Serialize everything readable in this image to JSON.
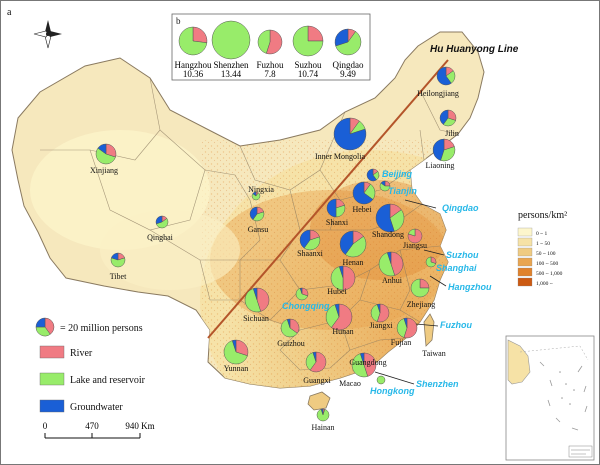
{
  "panel_label": "a",
  "inset_label": "b",
  "line_label": "Hu Huanyong Line",
  "colors": {
    "river": "#f07b83",
    "lake": "#98ec6a",
    "groundwater": "#1a5fd6",
    "city_label": "#27b8e8",
    "hu_line": "#b4552a",
    "land": "#f3d59e",
    "sea": "#ffffff"
  },
  "density_legend": {
    "title": "persons/km²",
    "classes": [
      "0 ~ 1",
      "1 ~ 50",
      "50 ~ 100",
      "100 ~ 500",
      "500 ~ 1,000",
      "1,000 ~"
    ],
    "colors": [
      "#fdf6cc",
      "#f6e2a6",
      "#efcb82",
      "#e9a550",
      "#e0822c",
      "#cc5a12"
    ]
  },
  "legend": {
    "pie_note": "= 20 million persons",
    "items": [
      {
        "label": "River",
        "color_key": "river"
      },
      {
        "label": "Lake and reservoir",
        "color_key": "lake"
      },
      {
        "label": "Groundwater",
        "color_key": "groundwater"
      }
    ]
  },
  "scale_bar": {
    "ticks": [
      "0",
      "470",
      "940 Km"
    ]
  },
  "inset_cities": [
    {
      "name": "Hangzhou",
      "value": "10.36",
      "river": 0.27,
      "lake": 0.73,
      "groundwater": 0.0
    },
    {
      "name": "Shenzhen",
      "value": "13.44",
      "river": 0.0,
      "lake": 1.0,
      "groundwater": 0.0
    },
    {
      "name": "Fuzhou",
      "value": "7.8",
      "river": 0.55,
      "lake": 0.45,
      "groundwater": 0.0
    },
    {
      "name": "Suzhou",
      "value": "10.74",
      "river": 0.25,
      "lake": 0.75,
      "groundwater": 0.0
    },
    {
      "name": "Qingdao",
      "value": "9.49",
      "river": 0.1,
      "lake": 0.6,
      "groundwater": 0.3
    }
  ],
  "provinces": [
    {
      "name": "Heilongjiang",
      "river": 0.15,
      "lake": 0.25,
      "groundwater": 0.6
    },
    {
      "name": "Jilin",
      "river": 0.3,
      "lake": 0.3,
      "groundwater": 0.4
    },
    {
      "name": "Liaoning",
      "river": 0.2,
      "lake": 0.35,
      "groundwater": 0.45
    },
    {
      "name": "Inner Mongolia",
      "river": 0.1,
      "lake": 0.1,
      "groundwater": 0.8
    },
    {
      "name": "Xinjiang",
      "river": 0.3,
      "lake": 0.55,
      "groundwater": 0.15
    },
    {
      "name": "Ningxia",
      "river": 0.1,
      "lake": 0.75,
      "groundwater": 0.15
    },
    {
      "name": "Gansu",
      "river": 0.2,
      "lake": 0.4,
      "groundwater": 0.4
    },
    {
      "name": "Qinghai",
      "river": 0.15,
      "lake": 0.55,
      "groundwater": 0.3
    },
    {
      "name": "Tibet",
      "river": 0.2,
      "lake": 0.6,
      "groundwater": 0.2
    },
    {
      "name": "Beijing",
      "river": 0.15,
      "lake": 0.25,
      "groundwater": 0.6
    },
    {
      "name": "Tianjin",
      "river": 0.25,
      "lake": 0.6,
      "groundwater": 0.15
    },
    {
      "name": "Hebei",
      "river": 0.1,
      "lake": 0.25,
      "groundwater": 0.65
    },
    {
      "name": "Shanxi",
      "river": 0.2,
      "lake": 0.3,
      "groundwater": 0.5
    },
    {
      "name": "Shandong",
      "river": 0.15,
      "lake": 0.3,
      "groundwater": 0.55
    },
    {
      "name": "Shaanxi",
      "river": 0.2,
      "lake": 0.4,
      "groundwater": 0.4
    },
    {
      "name": "Henan",
      "river": 0.15,
      "lake": 0.45,
      "groundwater": 0.4
    },
    {
      "name": "Jiangsu",
      "river": 0.8,
      "lake": 0.2,
      "groundwater": 0.0
    },
    {
      "name": "Anhui",
      "river": 0.45,
      "lake": 0.5,
      "groundwater": 0.05
    },
    {
      "name": "Shanghai",
      "river": 0.3,
      "lake": 0.7,
      "groundwater": 0.0
    },
    {
      "name": "Hubei",
      "river": 0.5,
      "lake": 0.45,
      "groundwater": 0.05
    },
    {
      "name": "Chongqing",
      "river": 0.3,
      "lake": 0.65,
      "groundwater": 0.05
    },
    {
      "name": "Sichuan",
      "river": 0.45,
      "lake": 0.5,
      "groundwater": 0.05
    },
    {
      "name": "Zhejiang",
      "river": 0.25,
      "lake": 0.75,
      "groundwater": 0.0
    },
    {
      "name": "Hunan",
      "river": 0.6,
      "lake": 0.35,
      "groundwater": 0.05
    },
    {
      "name": "Jiangxi",
      "river": 0.55,
      "lake": 0.4,
      "groundwater": 0.05
    },
    {
      "name": "Fujian",
      "river": 0.55,
      "lake": 0.4,
      "groundwater": 0.05
    },
    {
      "name": "Guizhou",
      "river": 0.35,
      "lake": 0.6,
      "groundwater": 0.05
    },
    {
      "name": "Yunnan",
      "river": 0.3,
      "lake": 0.65,
      "groundwater": 0.05
    },
    {
      "name": "Guangxi",
      "river": 0.6,
      "lake": 0.35,
      "groundwater": 0.05
    },
    {
      "name": "Guangdong",
      "river": 0.45,
      "lake": 0.5,
      "groundwater": 0.05
    },
    {
      "name": "Hainan",
      "river": 0.05,
      "lake": 0.9,
      "groundwater": 0.05
    },
    {
      "name": "Taiwan",
      "river": 0.0,
      "lake": 0.0,
      "groundwater": 0.0
    },
    {
      "name": "Macao",
      "river": 0.0,
      "lake": 0.0,
      "groundwater": 0.0
    }
  ],
  "cities": [
    "Beijing",
    "Tianjin",
    "Qingdao",
    "Suzhou",
    "Shanghai",
    "Hangzhou",
    "Fuzhou",
    "Chongqing",
    "Hongkong",
    "Shenzhen"
  ]
}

————————

* **PROBLEM**
Transcribe all of the records above character for character. Exclude the pictures.

* **OUTPUT FOR THIS EXERCISE**
Serialize everything readable in this image to JSON.
{
  "panel_label": "a",
  "inset_label": "b",
  "line_label": "Hu Huanyong Line",
  "colors": {
    "river": "#f07b83",
    "lake": "#98ec6a",
    "groundwater": "#1a5fd6",
    "city_label": "#27b8e8",
    "hu_line": "#b4552a",
    "land": "#f3d59e",
    "sea": "#ffffff"
  },
  "density_legend": {
    "title": "persons/km²",
    "classes": [
      "0 ~ 1",
      "1 ~ 50",
      "50 ~ 100",
      "100 ~ 500",
      "500 ~ 1,000",
      "1,000 ~"
    ],
    "colors": [
      "#fdf6cc",
      "#f6e2a6",
      "#efcb82",
      "#e9a550",
      "#e0822c",
      "#cc5a12"
    ]
  },
  "legend": {
    "pie_note": "= 20 million persons",
    "items": [
      {
        "label": "River",
        "color_key": "river"
      },
      {
        "label": "Lake and reservoir",
        "color_key": "lake"
      },
      {
        "label": "Groundwater",
        "color_key": "groundwater"
      }
    ]
  },
  "scale_bar": {
    "ticks": [
      "0",
      "470",
      "940 Km"
    ]
  },
  "inset_cities": [
    {
      "name": "Hangzhou",
      "value": "10.36",
      "river": 0.27,
      "lake": 0.73,
      "groundwater": 0.0
    },
    {
      "name": "Shenzhen",
      "value": "13.44",
      "river": 0.0,
      "lake": 1.0,
      "groundwater": 0.0
    },
    {
      "name": "Fuzhou",
      "value": "7.8",
      "river": 0.55,
      "lake": 0.45,
      "groundwater": 0.0
    },
    {
      "name": "Suzhou",
      "value": "10.74",
      "river": 0.25,
      "lake": 0.75,
      "groundwater": 0.0
    },
    {
      "name": "Qingdao",
      "value": "9.49",
      "river": 0.1,
      "lake": 0.6,
      "groundwater": 0.3
    }
  ],
  "provinces": [
    {
      "name": "Heilongjiang",
      "river": 0.15,
      "lake": 0.25,
      "groundwater": 0.6
    },
    {
      "name": "Jilin",
      "river": 0.3,
      "lake": 0.3,
      "groundwater": 0.4
    },
    {
      "name": "Liaoning",
      "river": 0.2,
      "lake": 0.35,
      "groundwater": 0.45
    },
    {
      "name": "Inner Mongolia",
      "river": 0.1,
      "lake": 0.1,
      "groundwater": 0.8
    },
    {
      "name": "Xinjiang",
      "river": 0.3,
      "lake": 0.55,
      "groundwater": 0.15
    },
    {
      "name": "Ningxia",
      "river": 0.1,
      "lake": 0.75,
      "groundwater": 0.15
    },
    {
      "name": "Gansu",
      "river": 0.2,
      "lake": 0.4,
      "groundwater": 0.4
    },
    {
      "name": "Qinghai",
      "river": 0.15,
      "lake": 0.55,
      "groundwater": 0.3
    },
    {
      "name": "Tibet",
      "river": 0.2,
      "lake": 0.6,
      "groundwater": 0.2
    },
    {
      "name": "Beijing",
      "river": 0.15,
      "lake": 0.25,
      "groundwater": 0.6
    },
    {
      "name": "Tianjin",
      "river": 0.25,
      "lake": 0.6,
      "groundwater": 0.15
    },
    {
      "name": "Hebei",
      "river": 0.1,
      "lake": 0.25,
      "groundwater": 0.65
    },
    {
      "name": "Shanxi",
      "river": 0.2,
      "lake": 0.3,
      "groundwater": 0.5
    },
    {
      "name": "Shandong",
      "river": 0.15,
      "lake": 0.3,
      "groundwater": 0.55
    },
    {
      "name": "Shaanxi",
      "river": 0.2,
      "lake": 0.4,
      "groundwater": 0.4
    },
    {
      "name": "Henan",
      "river": 0.15,
      "lake": 0.45,
      "groundwater": 0.4
    },
    {
      "name": "Jiangsu",
      "river": 0.8,
      "lake": 0.2,
      "groundwater": 0.0
    },
    {
      "name": "Anhui",
      "river": 0.45,
      "lake": 0.5,
      "groundwater": 0.05
    },
    {
      "name": "Shanghai",
      "river": 0.3,
      "lake": 0.7,
      "groundwater": 0.0
    },
    {
      "name": "Hubei",
      "river": 0.5,
      "lake": 0.45,
      "groundwater": 0.05
    },
    {
      "name": "Chongqing",
      "river": 0.3,
      "lake": 0.65,
      "groundwater": 0.05
    },
    {
      "name": "Sichuan",
      "river": 0.45,
      "lake": 0.5,
      "groundwater": 0.05
    },
    {
      "name": "Zhejiang",
      "river": 0.25,
      "lake": 0.75,
      "groundwater": 0.0
    },
    {
      "name": "Hunan",
      "river": 0.6,
      "lake": 0.35,
      "groundwater": 0.05
    },
    {
      "name": "Jiangxi",
      "river": 0.55,
      "lake": 0.4,
      "groundwater": 0.05
    },
    {
      "name": "Fujian",
      "river": 0.55,
      "lake": 0.4,
      "groundwater": 0.05
    },
    {
      "name": "Guizhou",
      "river": 0.35,
      "lake": 0.6,
      "groundwater": 0.05
    },
    {
      "name": "Yunnan",
      "river": 0.3,
      "lake": 0.65,
      "groundwater": 0.05
    },
    {
      "name": "Guangxi",
      "river": 0.6,
      "lake": 0.35,
      "groundwater": 0.05
    },
    {
      "name": "Guangdong",
      "river": 0.45,
      "lake": 0.5,
      "groundwater": 0.05
    },
    {
      "name": "Hainan",
      "river": 0.05,
      "lake": 0.9,
      "groundwater": 0.05
    },
    {
      "name": "Taiwan",
      "river": 0.0,
      "lake": 0.0,
      "groundwater": 0.0
    },
    {
      "name": "Macao",
      "river": 0.0,
      "lake": 0.0,
      "groundwater": 0.0
    }
  ],
  "cities": [
    "Beijing",
    "Tianjin",
    "Qingdao",
    "Suzhou",
    "Shanghai",
    "Hangzhou",
    "Fuzhou",
    "Chongqing",
    "Hongkong",
    "Shenzhen"
  ]
}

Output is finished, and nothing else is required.